[Structured figure records]
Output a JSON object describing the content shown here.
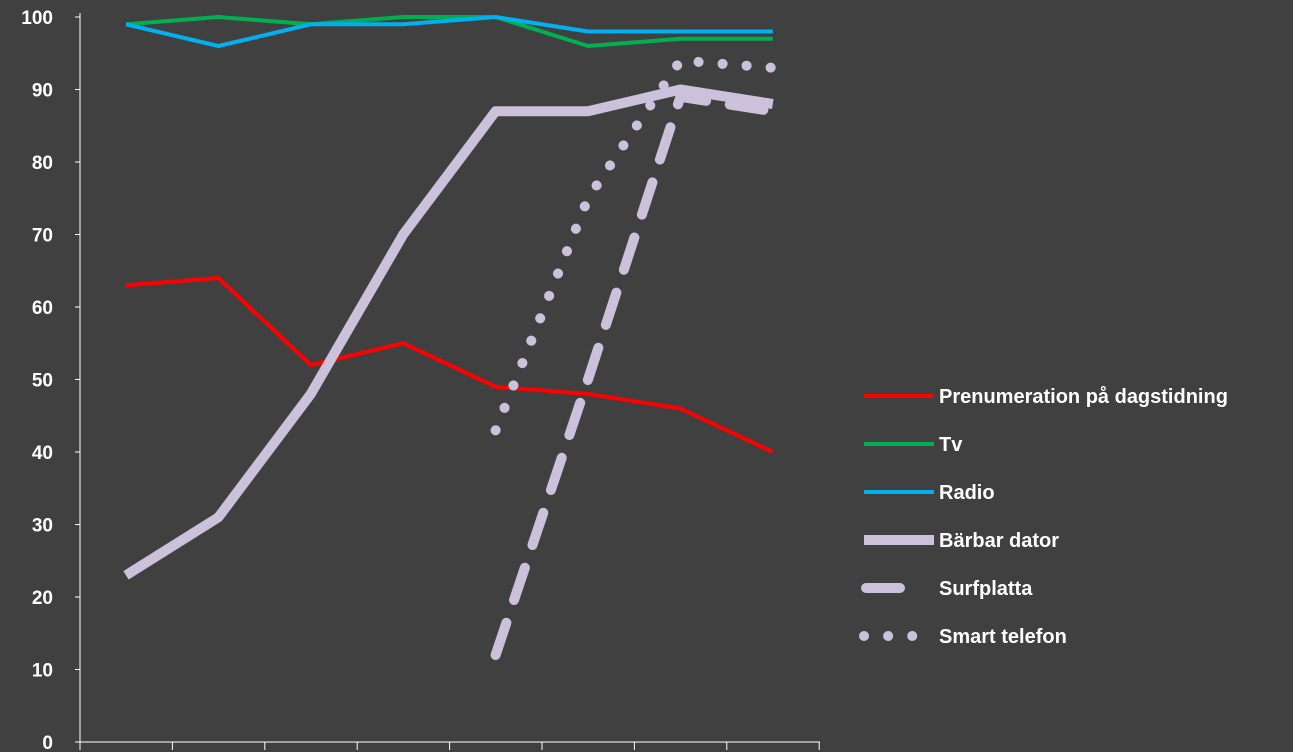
{
  "chart_data": {
    "type": "line",
    "title": "",
    "xlabel": "",
    "ylabel": "",
    "ylim": [
      0,
      100
    ],
    "y_ticks": [
      "0",
      "10",
      "20",
      "30",
      "40",
      "50",
      "60",
      "70",
      "80",
      "90",
      "100"
    ],
    "x_categories": 8,
    "grid": false,
    "legend_position": "right",
    "series": [
      {
        "name": "Prenumeration på dagstidning",
        "color": "#ff0000",
        "style": "solid-thin",
        "points": [
          [
            0,
            63
          ],
          [
            1,
            64
          ],
          [
            2,
            52
          ],
          [
            3,
            55
          ],
          [
            4,
            49
          ],
          [
            5,
            48
          ],
          [
            6,
            46
          ],
          [
            7,
            40
          ]
        ]
      },
      {
        "name": "Tv",
        "color": "#00b050",
        "style": "solid-thin",
        "points": [
          [
            0,
            99
          ],
          [
            1,
            100
          ],
          [
            2,
            99
          ],
          [
            3,
            100
          ],
          [
            4,
            100
          ],
          [
            5,
            96
          ],
          [
            6,
            97
          ],
          [
            7,
            97
          ]
        ]
      },
      {
        "name": "Radio",
        "color": "#00b0f0",
        "style": "solid-thin",
        "points": [
          [
            0,
            99
          ],
          [
            1,
            96
          ],
          [
            2,
            99
          ],
          [
            3,
            99
          ],
          [
            4,
            100
          ],
          [
            5,
            98
          ],
          [
            6,
            98
          ],
          [
            7,
            98
          ]
        ]
      },
      {
        "name": "Bärbar dator",
        "color": "#ccc1da",
        "style": "solid-thick",
        "points": [
          [
            0,
            23
          ],
          [
            1,
            31
          ],
          [
            2,
            48
          ],
          [
            3,
            70
          ],
          [
            4,
            87
          ],
          [
            5,
            87
          ],
          [
            6,
            90
          ],
          [
            7,
            88
          ]
        ]
      },
      {
        "name": "Surfplatta",
        "color": "#ccc1da",
        "style": "dashed-thick",
        "points": [
          [
            4,
            12
          ],
          [
            5,
            50
          ],
          [
            6,
            89
          ],
          [
            7,
            87
          ]
        ]
      },
      {
        "name": "Smart telefon",
        "color": "#ccc1da",
        "style": "dotted-thick",
        "points": [
          [
            4,
            43
          ],
          [
            5,
            75
          ],
          [
            6,
            94
          ],
          [
            7,
            93
          ]
        ]
      }
    ]
  }
}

Requirement:
Reproduce each record from above exactly; pictures do not belong in the copy.

Solution:
Output a JSON object describing the content shown here.
{
  "chart_data": {
    "type": "line",
    "title": "",
    "xlabel": "",
    "ylabel": "",
    "ylim": [
      0,
      100
    ],
    "y_ticks": [
      "0",
      "10",
      "20",
      "30",
      "40",
      "50",
      "60",
      "70",
      "80",
      "90",
      "100"
    ],
    "x_categories": 8,
    "grid": false,
    "legend_position": "right",
    "series": [
      {
        "name": "Prenumeration på dagstidning",
        "color": "#ff0000",
        "style": "solid-thin",
        "points": [
          [
            0,
            63
          ],
          [
            1,
            64
          ],
          [
            2,
            52
          ],
          [
            3,
            55
          ],
          [
            4,
            49
          ],
          [
            5,
            48
          ],
          [
            6,
            46
          ],
          [
            7,
            40
          ]
        ]
      },
      {
        "name": "Tv",
        "color": "#00b050",
        "style": "solid-thin",
        "points": [
          [
            0,
            99
          ],
          [
            1,
            100
          ],
          [
            2,
            99
          ],
          [
            3,
            100
          ],
          [
            4,
            100
          ],
          [
            5,
            96
          ],
          [
            6,
            97
          ],
          [
            7,
            97
          ]
        ]
      },
      {
        "name": "Radio",
        "color": "#00b0f0",
        "style": "solid-thin",
        "points": [
          [
            0,
            99
          ],
          [
            1,
            96
          ],
          [
            2,
            99
          ],
          [
            3,
            99
          ],
          [
            4,
            100
          ],
          [
            5,
            98
          ],
          [
            6,
            98
          ],
          [
            7,
            98
          ]
        ]
      },
      {
        "name": "Bärbar dator",
        "color": "#ccc1da",
        "style": "solid-thick",
        "points": [
          [
            0,
            23
          ],
          [
            1,
            31
          ],
          [
            2,
            48
          ],
          [
            3,
            70
          ],
          [
            4,
            87
          ],
          [
            5,
            87
          ],
          [
            6,
            90
          ],
          [
            7,
            88
          ]
        ]
      },
      {
        "name": "Surfplatta",
        "color": "#ccc1da",
        "style": "dashed-thick",
        "points": [
          [
            4,
            12
          ],
          [
            5,
            50
          ],
          [
            6,
            89
          ],
          [
            7,
            87
          ]
        ]
      },
      {
        "name": "Smart telefon",
        "color": "#ccc1da",
        "style": "dotted-thick",
        "points": [
          [
            4,
            43
          ],
          [
            5,
            75
          ],
          [
            6,
            94
          ],
          [
            7,
            93
          ]
        ]
      }
    ]
  }
}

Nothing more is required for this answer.